-- begin SUPPLIED ENTRIES --

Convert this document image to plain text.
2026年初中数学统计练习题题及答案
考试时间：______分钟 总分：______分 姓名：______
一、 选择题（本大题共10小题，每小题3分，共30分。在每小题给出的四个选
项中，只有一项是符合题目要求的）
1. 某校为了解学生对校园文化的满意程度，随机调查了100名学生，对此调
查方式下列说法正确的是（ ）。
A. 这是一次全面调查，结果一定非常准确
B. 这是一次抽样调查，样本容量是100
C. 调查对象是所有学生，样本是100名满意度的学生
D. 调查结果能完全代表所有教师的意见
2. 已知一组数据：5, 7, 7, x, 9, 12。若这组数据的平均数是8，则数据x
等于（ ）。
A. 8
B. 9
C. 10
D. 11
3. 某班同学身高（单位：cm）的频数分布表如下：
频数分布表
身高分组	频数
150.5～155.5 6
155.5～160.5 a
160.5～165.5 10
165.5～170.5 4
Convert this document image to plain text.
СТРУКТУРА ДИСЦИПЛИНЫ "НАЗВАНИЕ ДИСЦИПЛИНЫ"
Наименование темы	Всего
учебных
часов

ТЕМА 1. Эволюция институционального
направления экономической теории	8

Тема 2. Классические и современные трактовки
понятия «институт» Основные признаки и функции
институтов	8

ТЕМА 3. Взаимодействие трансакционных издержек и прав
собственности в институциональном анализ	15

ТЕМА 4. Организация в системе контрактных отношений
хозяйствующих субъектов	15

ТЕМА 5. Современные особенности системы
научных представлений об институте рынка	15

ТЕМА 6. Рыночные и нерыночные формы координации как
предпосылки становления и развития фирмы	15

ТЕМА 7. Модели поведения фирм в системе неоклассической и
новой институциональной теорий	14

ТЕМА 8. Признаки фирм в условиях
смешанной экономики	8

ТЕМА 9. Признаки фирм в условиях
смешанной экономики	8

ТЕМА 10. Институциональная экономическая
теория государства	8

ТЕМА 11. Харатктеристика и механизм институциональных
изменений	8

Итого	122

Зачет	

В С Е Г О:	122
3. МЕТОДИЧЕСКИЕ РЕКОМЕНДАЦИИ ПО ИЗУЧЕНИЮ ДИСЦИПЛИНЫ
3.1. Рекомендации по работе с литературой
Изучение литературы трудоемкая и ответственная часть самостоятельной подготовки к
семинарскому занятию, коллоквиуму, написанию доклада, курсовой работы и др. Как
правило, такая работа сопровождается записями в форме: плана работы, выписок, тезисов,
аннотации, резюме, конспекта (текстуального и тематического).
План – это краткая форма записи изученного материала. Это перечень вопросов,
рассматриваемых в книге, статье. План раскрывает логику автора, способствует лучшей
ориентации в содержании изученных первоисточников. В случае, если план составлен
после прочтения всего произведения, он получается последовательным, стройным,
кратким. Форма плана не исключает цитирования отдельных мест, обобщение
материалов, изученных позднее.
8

-- end SUPPLIED ENTRIES --

• _EXERCISE TASK_
Set down all of the records shown above once more, exactly.

• _SOLVED EXERCISE_
Convert this document image to plain text.
2026年初中数学统计练习题题及答案
考试时间：______分钟 总分：______分 姓名：______
一、 选择题（本大题共10小题，每小题3分，共30分。在每小题给出的四个选
项中，只有一项是符合题目要求的）
1. 某校为了解学生对校园文化的满意程度，随机调查了100名学生，对此调
查方式下列说法正确的是（ ）。
A. 这是一次全面调查，结果一定非常准确
B. 这是一次抽样调查，样本容量是100
C. 调查对象是所有学生，样本是100名满意度的学生
D. 调查结果能完全代表所有教师的意见
2. 已知一组数据：5, 7, 7, x, 9, 12。若这组数据的平均数是8，则数据x
等于（ ）。
A. 8
B. 9
C. 10
D. 11
3. 某班同学身高（单位：cm）的频数分布表如下：
频数分布表
身高分组	频数
150.5～155.5 6
155.5～160.5 a
160.5～165.5 10
165.5～170.5 4
Convert this document image to plain text.
СТРУКТУРА ДИСЦИПЛИНЫ "НАЗВАНИЕ ДИСЦИПЛИНЫ"
Наименование темы	Всего
учебных
часов

ТЕМА 1. Эволюция институционального
направления экономической теории	8

Тема 2. Классические и современные трактовки
понятия «институт» Основные признаки и функции
институтов	8

ТЕМА 3. Взаимодействие трансакционных издержек и прав
собственности в институциональном анализ	15

ТЕМА 4. Организация в системе контрактных отношений
хозяйствующих субъектов	15

ТЕМА 5. Современные особенности системы
научных представлений об институте рынка	15

ТЕМА 6. Рыночные и нерыночные формы координации как
предпосылки становления и развития фирмы	15

ТЕМА 7. Модели поведения фирм в системе неоклассической и
новой институциональной теорий	14

ТЕМА 8. Признаки фирм в условиях
смешанной экономики	8

ТЕМА 9. Признаки фирм в условиях
смешанной экономики	8

ТЕМА 10. Институциональная экономическая
теория государства	8

ТЕМА 11. Харатктеристика и механизм институциональных
изменений	8

Итого	122

Зачет	

В С Е Г О:	122
3. МЕТОДИЧЕСКИЕ РЕКОМЕНДАЦИИ ПО ИЗУЧЕНИЮ ДИСЦИПЛИНЫ
3.1. Рекомендации по работе с литературой
Изучение литературы трудоемкая и ответственная часть самостоятельной подготовки к
семинарскому занятию, коллоквиуму, написанию доклада, курсовой работы и др. Как
правило, такая работа сопровождается записями в форме: плана работы, выписок, тезисов,
аннотации, резюме, конспекта (текстуального и тематического).
План – это краткая форма записи изученного материала. Это перечень вопросов,
рассматриваемых в книге, статье. План раскрывает логику автора, способствует лучшей
ориентации в содержании изученных первоисточников. В случае, если план составлен
после прочтения всего произведения, он получается последовательным, стройным,
кратким. Форма плана не исключает цитирования отдельных мест, обобщение
материалов, изученных позднее.
8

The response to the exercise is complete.